Stored data:
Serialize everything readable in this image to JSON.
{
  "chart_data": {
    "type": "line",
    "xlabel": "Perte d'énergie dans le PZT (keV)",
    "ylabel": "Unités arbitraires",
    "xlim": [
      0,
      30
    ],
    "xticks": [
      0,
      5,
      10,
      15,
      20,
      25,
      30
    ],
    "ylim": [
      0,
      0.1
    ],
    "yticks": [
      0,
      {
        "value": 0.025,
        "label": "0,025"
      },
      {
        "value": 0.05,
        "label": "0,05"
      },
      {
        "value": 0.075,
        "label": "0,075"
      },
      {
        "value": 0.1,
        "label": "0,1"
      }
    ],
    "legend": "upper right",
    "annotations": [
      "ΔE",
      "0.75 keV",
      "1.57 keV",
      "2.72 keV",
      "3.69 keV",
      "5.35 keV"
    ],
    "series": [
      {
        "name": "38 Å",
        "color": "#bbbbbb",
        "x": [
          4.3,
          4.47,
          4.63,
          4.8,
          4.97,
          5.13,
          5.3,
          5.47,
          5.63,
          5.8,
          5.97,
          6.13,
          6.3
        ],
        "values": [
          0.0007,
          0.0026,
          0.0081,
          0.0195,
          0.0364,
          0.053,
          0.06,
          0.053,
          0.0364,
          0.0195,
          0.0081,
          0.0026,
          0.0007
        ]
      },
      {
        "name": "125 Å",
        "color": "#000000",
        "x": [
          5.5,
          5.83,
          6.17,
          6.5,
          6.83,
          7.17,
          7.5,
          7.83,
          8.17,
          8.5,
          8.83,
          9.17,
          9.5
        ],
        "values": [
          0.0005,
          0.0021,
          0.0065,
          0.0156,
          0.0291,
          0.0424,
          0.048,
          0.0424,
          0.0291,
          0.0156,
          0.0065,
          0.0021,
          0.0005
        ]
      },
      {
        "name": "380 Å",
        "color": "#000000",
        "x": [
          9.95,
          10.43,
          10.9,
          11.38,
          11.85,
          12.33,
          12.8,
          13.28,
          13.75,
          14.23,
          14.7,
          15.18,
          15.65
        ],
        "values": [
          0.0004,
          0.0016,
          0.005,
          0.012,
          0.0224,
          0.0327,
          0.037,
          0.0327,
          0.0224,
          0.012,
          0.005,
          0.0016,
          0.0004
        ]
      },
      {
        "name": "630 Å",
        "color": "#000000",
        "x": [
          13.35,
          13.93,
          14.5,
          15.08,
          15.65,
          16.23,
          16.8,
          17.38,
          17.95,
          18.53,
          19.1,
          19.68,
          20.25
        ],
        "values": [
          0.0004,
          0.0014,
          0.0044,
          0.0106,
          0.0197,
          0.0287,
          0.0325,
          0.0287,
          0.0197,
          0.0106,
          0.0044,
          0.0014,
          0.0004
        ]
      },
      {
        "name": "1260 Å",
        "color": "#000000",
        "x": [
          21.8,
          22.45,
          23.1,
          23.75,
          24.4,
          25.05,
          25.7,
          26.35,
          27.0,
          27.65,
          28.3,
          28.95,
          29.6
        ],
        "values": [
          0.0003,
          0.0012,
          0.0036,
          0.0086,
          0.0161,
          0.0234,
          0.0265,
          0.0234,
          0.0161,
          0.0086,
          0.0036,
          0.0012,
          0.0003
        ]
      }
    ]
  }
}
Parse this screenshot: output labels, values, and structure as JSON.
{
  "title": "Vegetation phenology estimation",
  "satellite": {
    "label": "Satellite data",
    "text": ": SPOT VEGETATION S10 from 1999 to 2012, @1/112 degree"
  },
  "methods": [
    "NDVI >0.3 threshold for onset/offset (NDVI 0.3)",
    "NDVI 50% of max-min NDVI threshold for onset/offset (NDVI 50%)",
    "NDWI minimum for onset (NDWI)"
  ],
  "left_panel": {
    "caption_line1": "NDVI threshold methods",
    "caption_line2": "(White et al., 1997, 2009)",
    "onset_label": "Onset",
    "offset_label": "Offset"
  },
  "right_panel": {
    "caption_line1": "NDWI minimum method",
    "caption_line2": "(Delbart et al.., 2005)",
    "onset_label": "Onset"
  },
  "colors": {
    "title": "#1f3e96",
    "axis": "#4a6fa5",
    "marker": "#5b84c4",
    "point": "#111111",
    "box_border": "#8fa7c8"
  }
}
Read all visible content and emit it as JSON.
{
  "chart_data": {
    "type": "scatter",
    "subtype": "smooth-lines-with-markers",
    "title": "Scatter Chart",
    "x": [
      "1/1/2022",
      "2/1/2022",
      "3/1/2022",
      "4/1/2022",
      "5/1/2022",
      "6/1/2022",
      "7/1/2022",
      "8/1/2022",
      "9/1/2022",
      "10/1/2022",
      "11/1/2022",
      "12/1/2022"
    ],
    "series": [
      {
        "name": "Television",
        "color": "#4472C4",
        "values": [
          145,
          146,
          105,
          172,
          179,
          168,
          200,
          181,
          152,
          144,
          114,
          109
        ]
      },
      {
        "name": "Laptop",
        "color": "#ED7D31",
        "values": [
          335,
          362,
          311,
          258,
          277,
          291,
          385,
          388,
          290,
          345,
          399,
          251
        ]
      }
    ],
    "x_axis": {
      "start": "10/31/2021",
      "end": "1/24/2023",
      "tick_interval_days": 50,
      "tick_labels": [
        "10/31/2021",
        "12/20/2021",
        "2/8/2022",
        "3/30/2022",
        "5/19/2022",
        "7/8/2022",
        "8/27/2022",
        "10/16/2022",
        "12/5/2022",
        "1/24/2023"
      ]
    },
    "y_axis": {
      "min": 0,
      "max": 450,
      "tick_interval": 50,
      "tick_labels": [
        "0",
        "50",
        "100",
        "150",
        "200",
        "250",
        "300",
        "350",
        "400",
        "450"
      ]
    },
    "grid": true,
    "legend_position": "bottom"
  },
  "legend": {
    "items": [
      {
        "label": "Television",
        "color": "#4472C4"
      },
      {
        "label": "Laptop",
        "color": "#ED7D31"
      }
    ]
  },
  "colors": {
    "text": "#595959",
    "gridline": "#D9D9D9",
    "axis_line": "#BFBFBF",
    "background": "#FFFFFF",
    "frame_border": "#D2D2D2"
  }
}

Your objective:
Return the material in full, exactly as shown.

Response to this task:
Serialize everything readable in this image to JSON.
{
  "chart_data": {
    "type": "line",
    "xlabel": "Perte d'énergie dans le PZT (keV)",
    "ylabel": "Unités arbitraires",
    "xlim": [
      0,
      30
    ],
    "xticks": [
      0,
      5,
      10,
      15,
      20,
      25,
      30
    ],
    "ylim": [
      0,
      0.1
    ],
    "yticks": [
      0,
      {
        "value": 0.025,
        "label": "0,025"
      },
      {
        "value": 0.05,
        "label": "0,05"
      },
      {
        "value": 0.075,
        "label": "0,075"
      },
      {
        "value": 0.1,
        "label": "0,1"
      }
    ],
    "legend": "upper right",
    "annotations": [
      "ΔE",
      "0.75 keV",
      "1.57 keV",
      "2.72 keV",
      "3.69 keV",
      "5.35 keV"
    ],
    "series": [
      {
        "name": "38 Å",
        "color": "#bbbbbb",
        "x": [
          4.3,
          4.47,
          4.63,
          4.8,
          4.97,
          5.13,
          5.3,
          5.47,
          5.63,
          5.8,
          5.97,
          6.13,
          6.3
        ],
        "values": [
          0.0007,
          0.0026,
          0.0081,
          0.0195,
          0.0364,
          0.053,
          0.06,
          0.053,
          0.0364,
          0.0195,
          0.0081,
          0.0026,
          0.0007
        ]
      },
      {
        "name": "125 Å",
        "color": "#000000",
        "x": [
          5.5,
          5.83,
          6.17,
          6.5,
          6.83,
          7.17,
          7.5,
          7.83,
          8.17,
          8.5,
          8.83,
          9.17,
          9.5
        ],
        "values": [
          0.0005,
          0.0021,
          0.0065,
          0.0156,
          0.0291,
          0.0424,
          0.048,
          0.0424,
          0.0291,
          0.0156,
          0.0065,
          0.0021,
          0.0005
        ]
      },
      {
        "name": "380 Å",
        "color": "#000000",
        "x": [
          9.95,
          10.43,
          10.9,
          11.38,
          11.85,
          12.33,
          12.8,
          13.28,
          13.75,
          14.23,
          14.7,
          15.18,
          15.65
        ],
        "values": [
          0.0004,
          0.0016,
          0.005,
          0.012,
          0.0224,
          0.0327,
          0.037,
          0.0327,
          0.0224,
          0.012,
          0.005,
          0.0016,
          0.0004
        ]
      },
      {
        "name": "630 Å",
        "color": "#000000",
        "x": [
          13.35,
          13.93,
          14.5,
          15.08,
          15.65,
          16.23,
          16.8,
          17.38,
          17.95,
          18.53,
          19.1,
          19.68,
          20.25
        ],
        "values": [
          0.0004,
          0.0014,
          0.0044,
          0.0106,
          0.0197,
          0.0287,
          0.0325,
          0.0287,
          0.0197,
          0.0106,
          0.0044,
          0.0014,
          0.0004
        ]
      },
      {
        "name": "1260 Å",
        "color": "#000000",
        "x": [
          21.8,
          22.45,
          23.1,
          23.75,
          24.4,
          25.05,
          25.7,
          26.35,
          27.0,
          27.65,
          28.3,
          28.95,
          29.6
        ],
        "values": [
          0.0003,
          0.0012,
          0.0036,
          0.0086,
          0.0161,
          0.0234,
          0.0265,
          0.0234,
          0.0161,
          0.0086,
          0.0036,
          0.0012,
          0.0003
        ]
      }
    ]
  }
}
Parse this screenshot: output labels, values, and structure as JSON.
{
  "title": "Vegetation phenology estimation",
  "satellite": {
    "label": "Satellite data",
    "text": ": SPOT VEGETATION S10 from 1999 to 2012, @1/112 degree"
  },
  "methods": [
    "NDVI >0.3 threshold for onset/offset (NDVI 0.3)",
    "NDVI 50% of max-min NDVI threshold for onset/offset (NDVI 50%)",
    "NDWI minimum for onset (NDWI)"
  ],
  "left_panel": {
    "caption_line1": "NDVI threshold methods",
    "caption_line2": "(White et al., 1997, 2009)",
    "onset_label": "Onset",
    "offset_label": "Offset"
  },
  "right_panel": {
    "caption_line1": "NDWI minimum method",
    "caption_line2": "(Delbart et al.., 2005)",
    "onset_label": "Onset"
  },
  "colors": {
    "title": "#1f3e96",
    "axis": "#4a6fa5",
    "marker": "#5b84c4",
    "point": "#111111",
    "box_border": "#8fa7c8"
  }
}
Read all visible content and emit it as JSON.
{
  "chart_data": {
    "type": "scatter",
    "subtype": "smooth-lines-with-markers",
    "title": "Scatter Chart",
    "x": [
      "1/1/2022",
      "2/1/2022",
      "3/1/2022",
      "4/1/2022",
      "5/1/2022",
      "6/1/2022",
      "7/1/2022",
      "8/1/2022",
      "9/1/2022",
      "10/1/2022",
      "11/1/2022",
      "12/1/2022"
    ],
    "series": [
      {
        "name": "Television",
        "color": "#4472C4",
        "values": [
          145,
          146,
          105,
          172,
          179,
          168,
          200,
          181,
          152,
          144,
          114,
          109
        ]
      },
      {
        "name": "Laptop",
        "color": "#ED7D31",
        "values": [
          335,
          362,
          311,
          258,
          277,
          291,
          385,
          388,
          290,
          345,
          399,
          251
        ]
      }
    ],
    "x_axis": {
      "start": "10/31/2021",
      "end": "1/24/2023",
      "tick_interval_days": 50,
      "tick_labels": [
        "10/31/2021",
        "12/20/2021",
        "2/8/2022",
        "3/30/2022",
        "5/19/2022",
        "7/8/2022",
        "8/27/2022",
        "10/16/2022",
        "12/5/2022",
        "1/24/2023"
      ]
    },
    "y_axis": {
      "min": 0,
      "max": 450,
      "tick_interval": 50,
      "tick_labels": [
        "0",
        "50",
        "100",
        "150",
        "200",
        "250",
        "300",
        "350",
        "400",
        "450"
      ]
    },
    "grid": true,
    "legend_position": "bottom"
  },
  "legend": {
    "items": [
      {
        "label": "Television",
        "color": "#4472C4"
      },
      {
        "label": "Laptop",
        "color": "#ED7D31"
      }
    ]
  },
  "colors": {
    "text": "#595959",
    "gridline": "#D9D9D9",
    "axis_line": "#BFBFBF",
    "background": "#FFFFFF",
    "frame_border": "#D2D2D2"
  }
}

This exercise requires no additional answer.